_Instructions to follow_
Reproduce every entry that follows word for word, but omit the images.

_Data shown_
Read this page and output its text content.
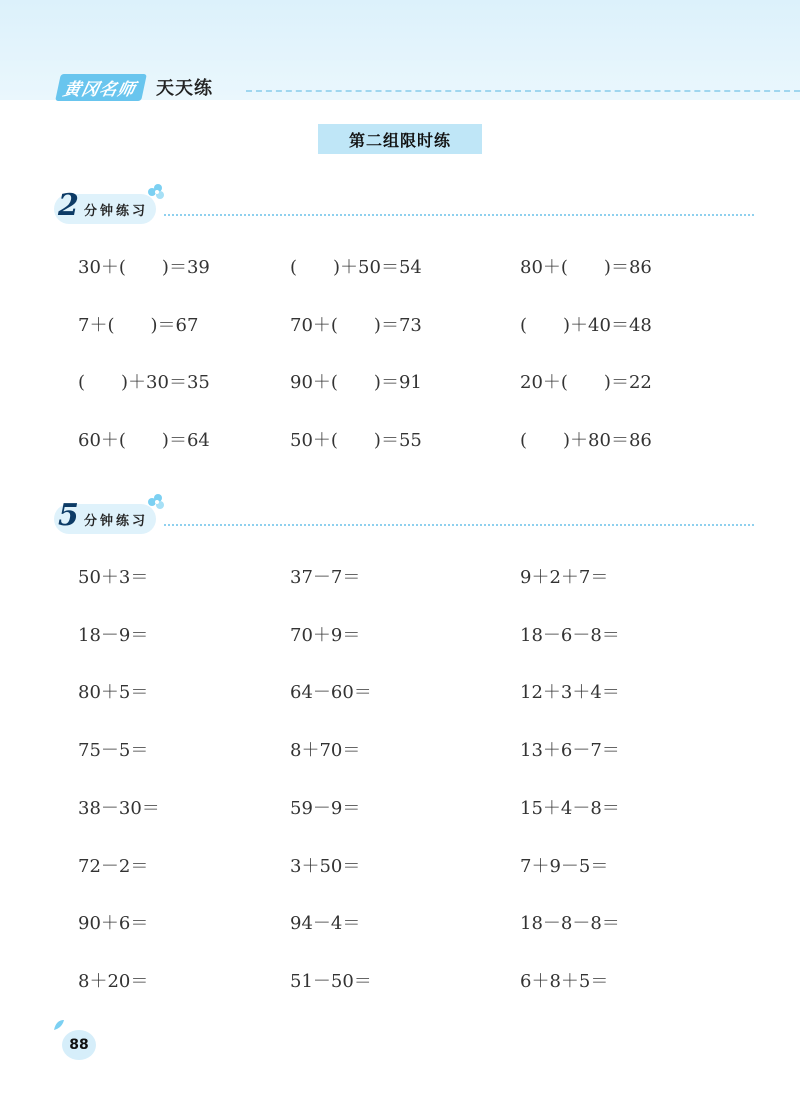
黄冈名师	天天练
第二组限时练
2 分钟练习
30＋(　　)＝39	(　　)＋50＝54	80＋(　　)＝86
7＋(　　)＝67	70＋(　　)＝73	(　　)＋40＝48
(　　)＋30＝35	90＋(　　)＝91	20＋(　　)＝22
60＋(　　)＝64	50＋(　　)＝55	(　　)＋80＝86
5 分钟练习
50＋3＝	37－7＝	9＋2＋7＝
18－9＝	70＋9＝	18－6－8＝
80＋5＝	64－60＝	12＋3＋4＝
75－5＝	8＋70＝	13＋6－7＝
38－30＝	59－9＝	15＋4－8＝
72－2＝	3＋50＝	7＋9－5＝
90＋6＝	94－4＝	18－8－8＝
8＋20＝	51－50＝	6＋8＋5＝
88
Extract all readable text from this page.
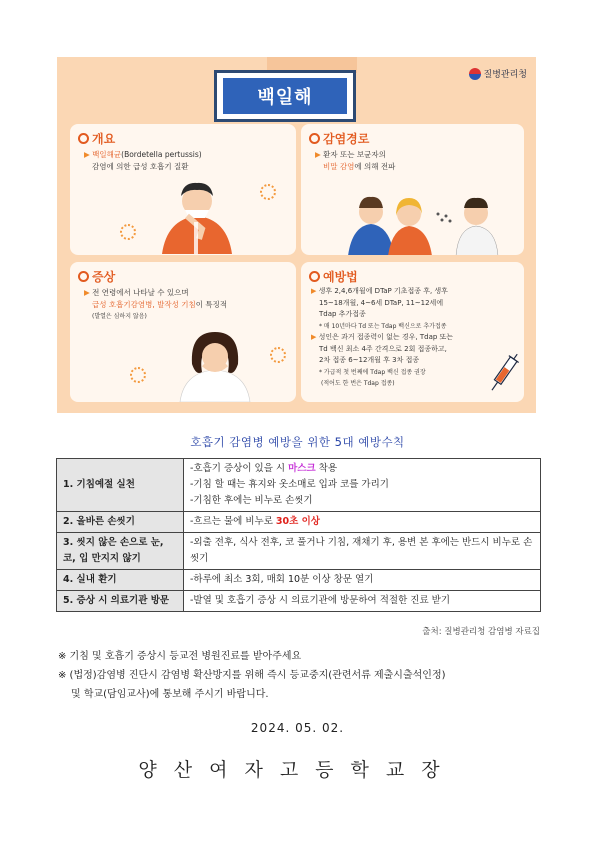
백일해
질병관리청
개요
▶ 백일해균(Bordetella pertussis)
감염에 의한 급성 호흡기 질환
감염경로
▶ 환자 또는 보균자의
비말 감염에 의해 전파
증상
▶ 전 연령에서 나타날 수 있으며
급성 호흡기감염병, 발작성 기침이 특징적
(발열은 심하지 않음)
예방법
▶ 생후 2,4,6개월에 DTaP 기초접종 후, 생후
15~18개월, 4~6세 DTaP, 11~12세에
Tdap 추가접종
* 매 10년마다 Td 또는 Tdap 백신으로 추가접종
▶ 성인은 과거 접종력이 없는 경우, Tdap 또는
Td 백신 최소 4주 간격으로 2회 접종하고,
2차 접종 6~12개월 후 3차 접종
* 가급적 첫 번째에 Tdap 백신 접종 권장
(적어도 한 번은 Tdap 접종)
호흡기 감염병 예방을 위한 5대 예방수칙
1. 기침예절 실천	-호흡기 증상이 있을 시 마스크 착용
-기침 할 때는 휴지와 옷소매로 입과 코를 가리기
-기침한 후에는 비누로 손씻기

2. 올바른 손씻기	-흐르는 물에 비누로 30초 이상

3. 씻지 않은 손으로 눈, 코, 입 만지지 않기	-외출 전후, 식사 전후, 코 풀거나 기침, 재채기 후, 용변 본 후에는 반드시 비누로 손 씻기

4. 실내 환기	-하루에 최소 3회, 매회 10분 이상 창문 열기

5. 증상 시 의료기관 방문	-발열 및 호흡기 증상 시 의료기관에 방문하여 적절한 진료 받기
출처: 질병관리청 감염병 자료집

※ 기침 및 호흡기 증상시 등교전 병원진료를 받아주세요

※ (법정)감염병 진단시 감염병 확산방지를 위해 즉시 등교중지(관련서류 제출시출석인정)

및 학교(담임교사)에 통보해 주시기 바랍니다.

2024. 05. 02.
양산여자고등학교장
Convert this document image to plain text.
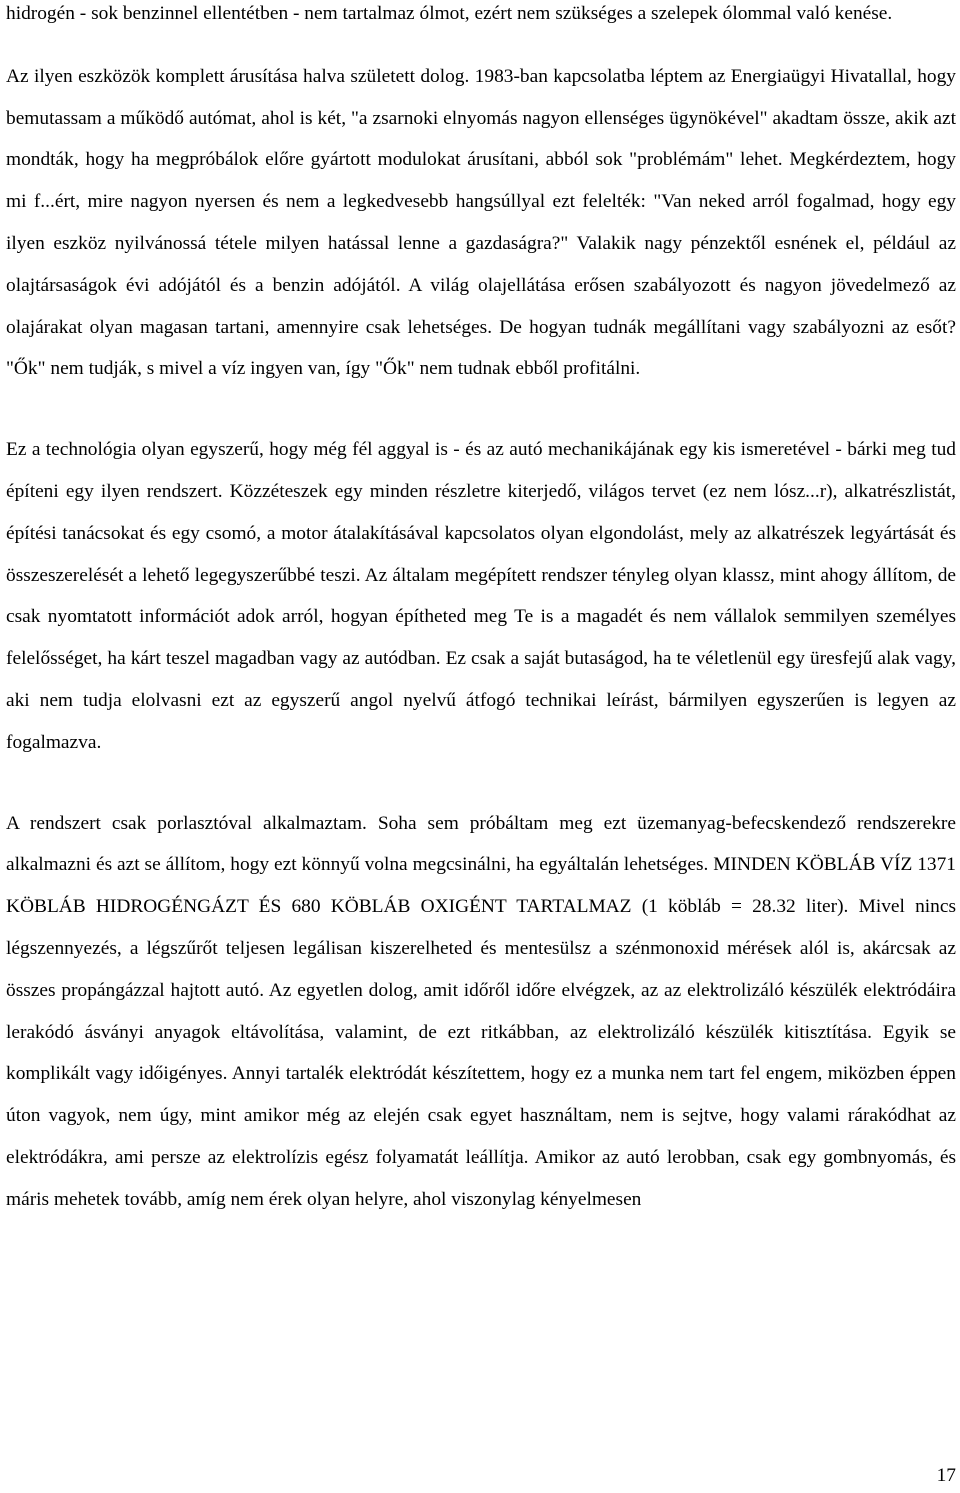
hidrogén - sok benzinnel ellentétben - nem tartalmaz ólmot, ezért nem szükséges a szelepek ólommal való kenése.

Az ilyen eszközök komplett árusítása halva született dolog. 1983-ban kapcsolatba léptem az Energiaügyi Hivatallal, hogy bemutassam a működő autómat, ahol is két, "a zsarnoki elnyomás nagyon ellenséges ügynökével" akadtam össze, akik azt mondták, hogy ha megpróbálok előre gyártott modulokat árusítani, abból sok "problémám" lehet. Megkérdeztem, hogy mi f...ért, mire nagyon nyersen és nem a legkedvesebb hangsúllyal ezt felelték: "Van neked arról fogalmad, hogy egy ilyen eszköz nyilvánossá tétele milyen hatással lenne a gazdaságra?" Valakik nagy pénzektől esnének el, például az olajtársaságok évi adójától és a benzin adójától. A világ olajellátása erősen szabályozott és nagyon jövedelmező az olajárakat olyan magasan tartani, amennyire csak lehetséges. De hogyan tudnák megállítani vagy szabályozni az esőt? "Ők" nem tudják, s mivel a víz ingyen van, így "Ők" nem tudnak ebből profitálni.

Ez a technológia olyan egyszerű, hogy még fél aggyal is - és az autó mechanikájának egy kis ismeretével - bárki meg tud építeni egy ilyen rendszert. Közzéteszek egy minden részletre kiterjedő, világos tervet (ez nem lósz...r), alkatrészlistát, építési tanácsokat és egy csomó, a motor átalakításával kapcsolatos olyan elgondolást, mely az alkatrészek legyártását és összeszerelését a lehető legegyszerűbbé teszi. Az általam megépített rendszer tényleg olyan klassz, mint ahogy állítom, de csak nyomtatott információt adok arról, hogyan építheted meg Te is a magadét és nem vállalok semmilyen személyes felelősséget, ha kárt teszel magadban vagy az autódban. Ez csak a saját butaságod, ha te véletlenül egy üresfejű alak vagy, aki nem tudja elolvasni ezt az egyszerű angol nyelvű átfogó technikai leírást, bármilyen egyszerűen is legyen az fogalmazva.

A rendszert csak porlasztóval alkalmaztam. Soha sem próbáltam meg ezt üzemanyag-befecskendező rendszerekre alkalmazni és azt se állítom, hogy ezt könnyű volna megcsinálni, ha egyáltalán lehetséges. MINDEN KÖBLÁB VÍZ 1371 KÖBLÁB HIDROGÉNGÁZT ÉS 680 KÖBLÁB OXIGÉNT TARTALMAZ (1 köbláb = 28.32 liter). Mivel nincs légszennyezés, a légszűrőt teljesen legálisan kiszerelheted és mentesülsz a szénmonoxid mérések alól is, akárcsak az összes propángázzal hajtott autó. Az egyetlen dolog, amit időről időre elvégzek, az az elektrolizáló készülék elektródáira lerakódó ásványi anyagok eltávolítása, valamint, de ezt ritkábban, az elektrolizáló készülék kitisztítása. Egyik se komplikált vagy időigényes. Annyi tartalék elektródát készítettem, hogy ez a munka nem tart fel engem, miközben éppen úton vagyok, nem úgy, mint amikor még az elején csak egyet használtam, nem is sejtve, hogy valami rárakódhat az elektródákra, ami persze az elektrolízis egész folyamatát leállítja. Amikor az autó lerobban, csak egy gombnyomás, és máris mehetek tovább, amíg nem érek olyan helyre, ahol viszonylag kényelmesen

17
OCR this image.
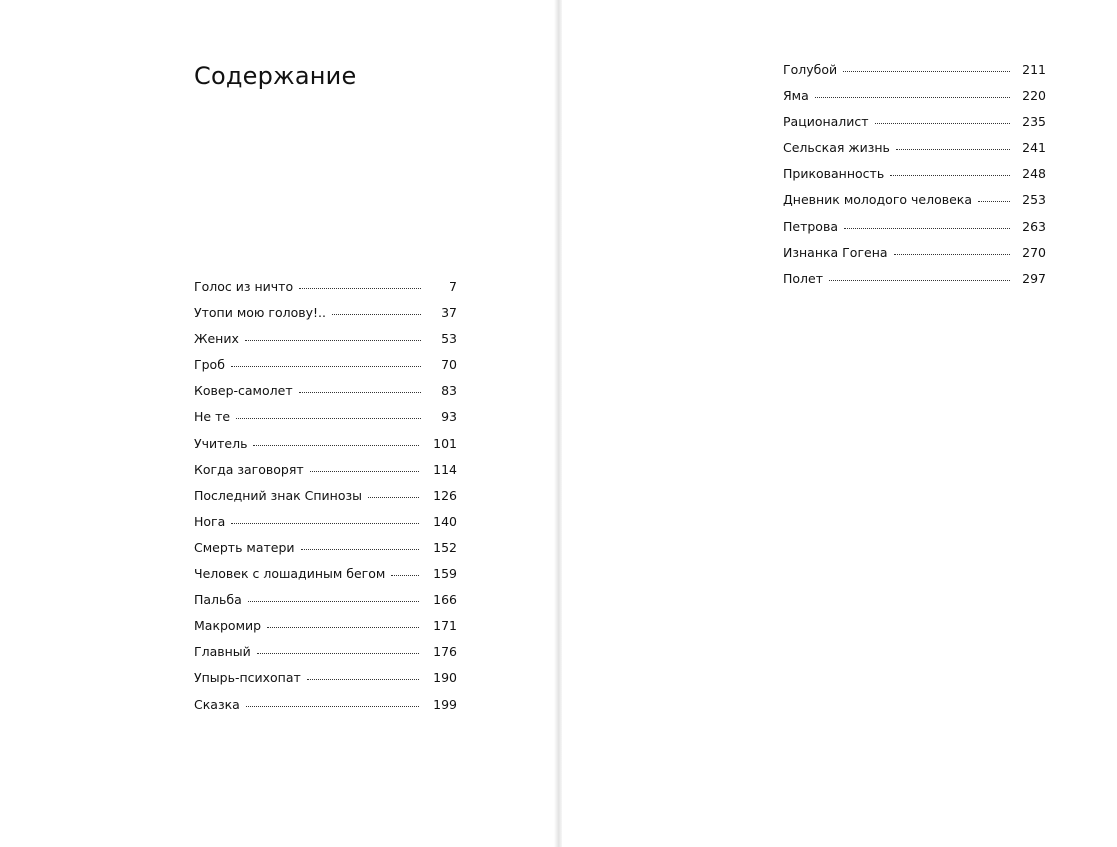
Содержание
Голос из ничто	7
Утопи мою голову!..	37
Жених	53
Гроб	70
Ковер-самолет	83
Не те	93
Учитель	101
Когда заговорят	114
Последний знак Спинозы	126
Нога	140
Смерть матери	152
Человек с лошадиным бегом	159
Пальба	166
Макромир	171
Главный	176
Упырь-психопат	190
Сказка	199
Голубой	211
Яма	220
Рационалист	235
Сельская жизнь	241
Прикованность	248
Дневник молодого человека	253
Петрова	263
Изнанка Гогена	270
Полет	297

_Exercise result_
Read this page and output its text content.
黄冈名师	天天练
第二组限时练
2 分钟练习
30＋(　　)＝39	(　　)＋50＝54	80＋(　　)＝86
7＋(　　)＝67	70＋(　　)＝73	(　　)＋40＝48
(　　)＋30＝35	90＋(　　)＝91	20＋(　　)＝22
60＋(　　)＝64	50＋(　　)＝55	(　　)＋80＝86
5 分钟练习
50＋3＝	37－7＝	9＋2＋7＝
18－9＝	70＋9＝	18－6－8＝
80＋5＝	64－60＝	12＋3＋4＝
75－5＝	8＋70＝	13＋6－7＝
38－30＝	59－9＝	15＋4－8＝
72－2＝	3＋50＝	7＋9－5＝
90＋6＝	94－4＝	18－8－8＝
8＋20＝	51－50＝	6＋8＋5＝
88
Extract all readable text from this page.
백일해
질병관리청
개요
▶ 백일해균(Bordetella pertussis)
감염에 의한 급성 호흡기 질환
감염경로
▶ 환자 또는 보균자의
비말 감염에 의해 전파
증상
▶ 전 연령에서 나타날 수 있으며
급성 호흡기감염병, 발작성 기침이 특징적
(발열은 심하지 않음)
예방법
▶ 생후 2,4,6개월에 DTaP 기초접종 후, 생후
15~18개월, 4~6세 DTaP, 11~12세에
Tdap 추가접종
* 매 10년마다 Td 또는 Tdap 백신으로 추가접종
▶ 성인은 과거 접종력이 없는 경우, Tdap 또는
Td 백신 최소 4주 간격으로 2회 접종하고,
2차 접종 6~12개월 후 3차 접종
* 가급적 첫 번째에 Tdap 백신 접종 권장
(적어도 한 번은 Tdap 접종)
호흡기 감염병 예방을 위한 5대 예방수칙
1. 기침예절 실천	-호흡기 증상이 있을 시 마스크 착용
-기침 할 때는 휴지와 옷소매로 입과 코를 가리기
-기침한 후에는 비누로 손씻기

2. 올바른 손씻기	-흐르는 물에 비누로 30초 이상

3. 씻지 않은 손으로 눈, 코, 입 만지지 않기	-외출 전후, 식사 전후, 코 풀거나 기침, 재채기 후, 용변 본 후에는 반드시 비누로 손 씻기

4. 실내 환기	-하루에 최소 3회, 매회 10분 이상 창문 열기

5. 증상 시 의료기관 방문	-발열 및 호흡기 증상 시 의료기관에 방문하여 적절한 진료 받기
출처: 질병관리청 감염병 자료집

※ 기침 및 호흡기 증상시 등교전 병원진료를 받아주세요

※ (법정)감염병 진단시 감염병 확산방지를 위해 즉시 등교중지(관련서류 제출시출석인정)

및 학교(담임교사)에 통보해 주시기 바랍니다.

2024. 05. 02.
양산여자고등학교장
Convert this document image to plain text.
hidrogén - sok benzinnel ellentétben - nem tartalmaz ólmot, ezért nem szükséges a szelepek ólommal való kenése.

Az ilyen eszközök komplett árusítása halva született dolog. 1983-ban kapcsolatba léptem az Energiaügyi Hivatallal, hogy bemutassam a működő autómat, ahol is két, "a zsarnoki elnyomás nagyon ellenséges ügynökével" akadtam össze, akik azt mondták, hogy ha megpróbálok előre gyártott modulokat árusítani, abból sok "problémám" lehet. Megkérdeztem, hogy mi f...ért, mire nagyon nyersen és nem a legkedvesebb hangsúllyal ezt felelték: "Van neked arról fogalmad, hogy egy ilyen eszköz nyilvánossá tétele milyen hatással lenne a gazdaságra?" Valakik nagy pénzektől esnének el, például az olajtársaságok évi adójától és a benzin adójától. A világ olajellátása erősen szabályozott és nagyon jövedelmező az olajárakat olyan magasan tartani, amennyire csak lehetséges. De hogyan tudnák megállítani vagy szabályozni az esőt? "Ők" nem tudják, s mivel a víz ingyen van, így "Ők" nem tudnak ebből profitálni.

Ez a technológia olyan egyszerű, hogy még fél aggyal is - és az autó mechanikájának egy kis ismeretével - bárki meg tud építeni egy ilyen rendszert. Közzéteszek egy minden részletre kiterjedő, világos tervet (ez nem lósz...r), alkatrészlistát, építési tanácsokat és egy csomó, a motor átalakításával kapcsolatos olyan elgondolást, mely az alkatrészek legyártását és összeszerelését a lehető legegyszerűbbé teszi. Az általam megépített rendszer tényleg olyan klassz, mint ahogy állítom, de csak nyomtatott információt adok arról, hogyan építheted meg Te is a magadét és nem vállalok semmilyen személyes felelősséget, ha kárt teszel magadban vagy az autódban. Ez csak a saját butaságod, ha te véletlenül egy üresfejű alak vagy, aki nem tudja elolvasni ezt az egyszerű angol nyelvű átfogó technikai leírást, bármilyen egyszerűen is legyen az fogalmazva.

A rendszert csak porlasztóval alkalmaztam. Soha sem próbáltam meg ezt üzemanyag-befecskendező rendszerekre alkalmazni és azt se állítom, hogy ezt könnyű volna megcsinálni, ha egyáltalán lehetséges. MINDEN KÖBLÁB VÍZ 1371 KÖBLÁB HIDROGÉNGÁZT ÉS 680 KÖBLÁB OXIGÉNT TARTALMAZ (1 köbláb = 28.32 liter). Mivel nincs légszennyezés, a légszűrőt teljesen legálisan kiszerelheted és mentesülsz a szénmonoxid mérések alól is, akárcsak az összes propángázzal hajtott autó. Az egyetlen dolog, amit időről időre elvégzek, az az elektrolizáló készülék elektródáira lerakódó ásványi anyagok eltávolítása, valamint, de ezt ritkábban, az elektrolizáló készülék kitisztítása. Egyik se komplikált vagy időigényes. Annyi tartalék elektródát készítettem, hogy ez a munka nem tart fel engem, miközben éppen úton vagyok, nem úgy, mint amikor még az elején csak egyet használtam, nem is sejtve, hogy valami rárakódhat az elektródákra, ami persze az elektrolízis egész folyamatát leállítja. Amikor az autó lerobban, csak egy gombnyomás, és máris mehetek tovább, amíg nem érek olyan helyre, ahol viszonylag kényelmesen

17
OCR this image.
Содержание
Голос из ничто	7
Утопи мою голову!..	37
Жених	53
Гроб	70
Ковер-самолет	83
Не те	93
Учитель	101
Когда заговорят	114
Последний знак Спинозы	126
Нога	140
Смерть матери	152
Человек с лошадиным бегом	159
Пальба	166
Макромир	171
Главный	176
Упырь-психопат	190
Сказка	199
Голубой	211
Яма	220
Рационалист	235
Сельская жизнь	241
Прикованность	248
Дневник молодого человека	253
Петрова	263
Изнанка Гогена	270
Полет	297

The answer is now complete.